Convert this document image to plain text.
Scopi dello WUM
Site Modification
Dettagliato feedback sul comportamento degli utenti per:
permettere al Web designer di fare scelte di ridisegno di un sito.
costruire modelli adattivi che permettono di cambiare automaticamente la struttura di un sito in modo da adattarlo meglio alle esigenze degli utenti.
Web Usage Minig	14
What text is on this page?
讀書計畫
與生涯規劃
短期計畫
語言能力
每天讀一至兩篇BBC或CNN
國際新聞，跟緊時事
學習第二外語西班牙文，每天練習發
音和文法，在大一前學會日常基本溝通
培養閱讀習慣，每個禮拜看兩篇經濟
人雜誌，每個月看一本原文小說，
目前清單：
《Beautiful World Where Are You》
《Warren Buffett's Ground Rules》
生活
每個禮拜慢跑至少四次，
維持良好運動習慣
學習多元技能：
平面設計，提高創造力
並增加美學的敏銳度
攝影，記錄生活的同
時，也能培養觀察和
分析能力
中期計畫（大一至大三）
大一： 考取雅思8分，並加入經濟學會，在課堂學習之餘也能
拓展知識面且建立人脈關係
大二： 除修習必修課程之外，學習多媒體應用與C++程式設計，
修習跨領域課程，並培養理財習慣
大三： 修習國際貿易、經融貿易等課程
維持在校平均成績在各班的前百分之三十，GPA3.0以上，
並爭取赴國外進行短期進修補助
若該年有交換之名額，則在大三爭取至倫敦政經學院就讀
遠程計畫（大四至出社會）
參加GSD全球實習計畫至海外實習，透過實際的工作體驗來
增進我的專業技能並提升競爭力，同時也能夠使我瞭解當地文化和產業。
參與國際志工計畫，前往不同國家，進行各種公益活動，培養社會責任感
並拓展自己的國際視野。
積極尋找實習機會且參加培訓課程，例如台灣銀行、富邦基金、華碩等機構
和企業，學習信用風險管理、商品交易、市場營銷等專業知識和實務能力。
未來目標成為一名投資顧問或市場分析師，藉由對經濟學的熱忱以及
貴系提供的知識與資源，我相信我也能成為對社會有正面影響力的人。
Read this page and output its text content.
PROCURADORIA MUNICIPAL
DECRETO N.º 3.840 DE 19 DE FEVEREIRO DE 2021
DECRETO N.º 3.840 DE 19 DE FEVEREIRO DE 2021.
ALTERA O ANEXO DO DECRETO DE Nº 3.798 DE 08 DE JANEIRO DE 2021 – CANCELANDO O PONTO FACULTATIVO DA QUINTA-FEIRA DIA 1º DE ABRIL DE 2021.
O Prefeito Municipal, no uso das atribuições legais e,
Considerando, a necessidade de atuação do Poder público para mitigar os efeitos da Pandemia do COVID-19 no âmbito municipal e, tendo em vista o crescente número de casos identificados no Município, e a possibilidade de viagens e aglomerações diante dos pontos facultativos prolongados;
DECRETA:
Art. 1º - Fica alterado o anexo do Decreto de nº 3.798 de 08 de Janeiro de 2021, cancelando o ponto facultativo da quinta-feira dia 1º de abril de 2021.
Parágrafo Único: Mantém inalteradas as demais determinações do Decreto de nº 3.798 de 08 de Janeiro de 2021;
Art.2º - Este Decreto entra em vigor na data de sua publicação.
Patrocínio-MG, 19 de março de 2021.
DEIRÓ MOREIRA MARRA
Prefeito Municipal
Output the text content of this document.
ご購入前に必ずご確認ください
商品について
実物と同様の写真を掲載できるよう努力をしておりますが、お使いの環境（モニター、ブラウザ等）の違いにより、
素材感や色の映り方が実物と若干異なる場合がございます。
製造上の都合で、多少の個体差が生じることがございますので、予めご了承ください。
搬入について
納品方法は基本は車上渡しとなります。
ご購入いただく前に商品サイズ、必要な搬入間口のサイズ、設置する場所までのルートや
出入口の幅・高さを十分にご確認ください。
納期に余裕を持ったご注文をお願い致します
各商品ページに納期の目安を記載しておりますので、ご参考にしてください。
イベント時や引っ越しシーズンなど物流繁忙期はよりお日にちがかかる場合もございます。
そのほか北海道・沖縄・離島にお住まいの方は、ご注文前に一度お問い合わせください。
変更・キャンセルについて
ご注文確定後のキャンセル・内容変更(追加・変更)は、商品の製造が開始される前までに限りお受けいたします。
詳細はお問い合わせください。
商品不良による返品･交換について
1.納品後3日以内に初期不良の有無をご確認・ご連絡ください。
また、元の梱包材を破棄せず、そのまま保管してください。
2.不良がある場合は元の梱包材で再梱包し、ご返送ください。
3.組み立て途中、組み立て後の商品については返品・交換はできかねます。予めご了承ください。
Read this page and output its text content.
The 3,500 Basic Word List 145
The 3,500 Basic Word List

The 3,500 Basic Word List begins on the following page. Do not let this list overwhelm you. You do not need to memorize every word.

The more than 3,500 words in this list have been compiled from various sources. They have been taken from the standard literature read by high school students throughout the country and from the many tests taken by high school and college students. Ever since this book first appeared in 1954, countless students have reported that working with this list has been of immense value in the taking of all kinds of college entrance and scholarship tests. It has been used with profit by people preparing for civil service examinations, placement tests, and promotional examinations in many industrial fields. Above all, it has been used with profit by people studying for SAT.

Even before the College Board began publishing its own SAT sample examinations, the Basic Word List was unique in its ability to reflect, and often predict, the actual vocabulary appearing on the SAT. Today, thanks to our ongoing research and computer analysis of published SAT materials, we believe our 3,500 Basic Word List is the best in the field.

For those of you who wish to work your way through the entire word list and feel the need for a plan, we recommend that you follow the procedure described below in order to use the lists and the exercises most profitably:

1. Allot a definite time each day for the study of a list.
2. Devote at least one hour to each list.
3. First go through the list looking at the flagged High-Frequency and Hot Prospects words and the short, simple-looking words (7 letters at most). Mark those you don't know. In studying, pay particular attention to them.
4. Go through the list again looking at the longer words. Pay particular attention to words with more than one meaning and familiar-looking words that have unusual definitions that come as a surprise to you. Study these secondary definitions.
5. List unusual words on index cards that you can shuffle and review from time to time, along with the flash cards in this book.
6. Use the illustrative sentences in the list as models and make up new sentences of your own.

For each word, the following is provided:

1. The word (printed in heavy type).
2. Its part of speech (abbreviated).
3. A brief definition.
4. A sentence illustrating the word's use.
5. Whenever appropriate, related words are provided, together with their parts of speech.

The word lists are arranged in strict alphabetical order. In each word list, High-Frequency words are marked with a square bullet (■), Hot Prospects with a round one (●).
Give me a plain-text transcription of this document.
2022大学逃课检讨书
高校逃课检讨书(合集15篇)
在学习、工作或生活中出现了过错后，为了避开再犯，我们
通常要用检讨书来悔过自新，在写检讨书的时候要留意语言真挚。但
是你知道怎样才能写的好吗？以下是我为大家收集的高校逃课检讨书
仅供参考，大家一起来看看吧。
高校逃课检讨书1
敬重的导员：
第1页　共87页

......

**Required task**
From the listing, copy each line containing the word "order".

**Answer for the task**
For those of you who wish to work your way through the entire word list and feel the need for a plan, we recommend that you follow the procedure described below in order to use the lists and the exercises most profitably:
The word lists are arranged in strict alphabetical order. In each word list, High-Frequency words are marked with a square bullet (■), Hot Prospects with a round one (●).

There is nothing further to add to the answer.